* **Raw data**

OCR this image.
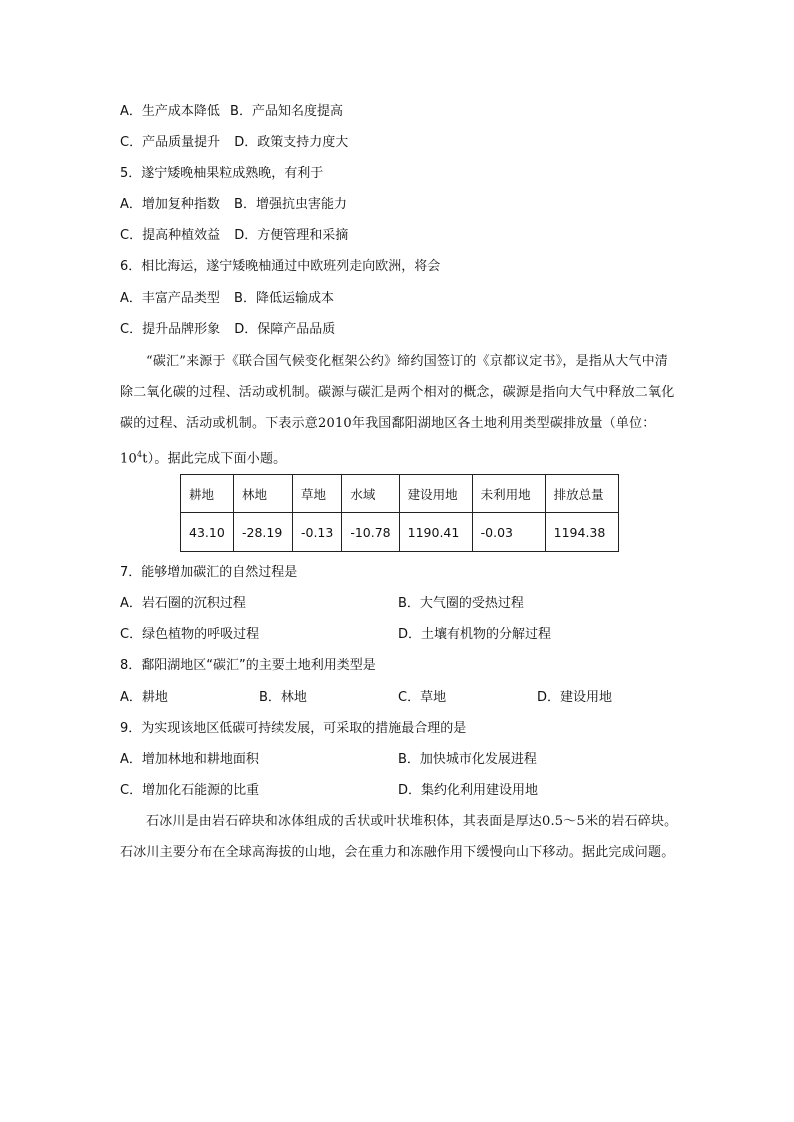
A．生产成本降低 B．产品知名度提高
C．产品质量提升 D．政策支持力度大
5．遂宁矮晚柚果粒成熟晚，有利于
A．增加复种指数 B．增强抗虫害能力
C．提高种植效益 D．方便管理和采摘
6．相比海运，遂宁矮晚柚通过中欧班列走向欧洲，将会
A．丰富产品类型 B．降低运输成本
C．提升品牌形象 D．保障产品品质

“碳汇”来源于《联合国气候变化框架公约》缔约国签订的《京都议定书》，是指从大气中清除二氧化碳的过程、活动或机制。碳源与碳汇是两个相对的概念，碳源是指向大气中释放二氧化碳的过程、活动或机制。下表示意2010年我国鄱阳湖地区各土地利用类型碳排放量（单位：$10^4t$）。据此完成下面小题。

耕地	林地	草地	水域	建设用地	未利用地	排放总量
43.10	-28.19	-0.13	-10.78	1190.41	-0.03	1194.38
7．能够增加碳汇的自然过程是
A．岩石圈的沉积过程	B．大气圈的受热过程
C．绿色植物的呼吸过程	D．土壤有机物的分解过程
8．鄱阳湖地区“碳汇”的主要土地利用类型是
A．耕地	B．林地	C．草地	D．建设用地
9．为实现该地区低碳可持续发展，可采取的措施最合理的是
A．增加林地和耕地面积	B．加快城市化发展进程
C．增加化石能源的比重	D．集约化利用建设用地

石冰川是由岩石碎块和冰体组成的舌状或叶状堆积体，其表面是厚达0.5～5米的岩石碎块。石冰川主要分布在全球高海拔的山地，会在重力和冻融作用下缓慢向山下移动。据此完成问题。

* **Stated task**
Output the entries above exactly. Drop the pictures.

* **Complete answer**
OCR this image.
A．生产成本降低 B．产品知名度提高
C．产品质量提升 D．政策支持力度大
5．遂宁矮晚柚果粒成熟晚，有利于
A．增加复种指数 B．增强抗虫害能力
C．提高种植效益 D．方便管理和采摘
6．相比海运，遂宁矮晚柚通过中欧班列走向欧洲，将会
A．丰富产品类型 B．降低运输成本
C．提升品牌形象 D．保障产品品质

“碳汇”来源于《联合国气候变化框架公约》缔约国签订的《京都议定书》，是指从大气中清除二氧化碳的过程、活动或机制。碳源与碳汇是两个相对的概念，碳源是指向大气中释放二氧化碳的过程、活动或机制。下表示意2010年我国鄱阳湖地区各土地利用类型碳排放量（单位：$10^4t$）。据此完成下面小题。

耕地	林地	草地	水域	建设用地	未利用地	排放总量
43.10	-28.19	-0.13	-10.78	1190.41	-0.03	1194.38
7．能够增加碳汇的自然过程是
A．岩石圈的沉积过程	B．大气圈的受热过程
C．绿色植物的呼吸过程	D．土壤有机物的分解过程
8．鄱阳湖地区“碳汇”的主要土地利用类型是
A．耕地	B．林地	C．草地	D．建设用地
9．为实现该地区低碳可持续发展，可采取的措施最合理的是
A．增加林地和耕地面积	B．加快城市化发展进程
C．增加化石能源的比重	D．集约化利用建设用地

石冰川是由岩石碎块和冰体组成的舌状或叶状堆积体，其表面是厚达0.5～5米的岩石碎块。石冰川主要分布在全球高海拔的山地，会在重力和冻融作用下缓慢向山下移动。据此完成问题。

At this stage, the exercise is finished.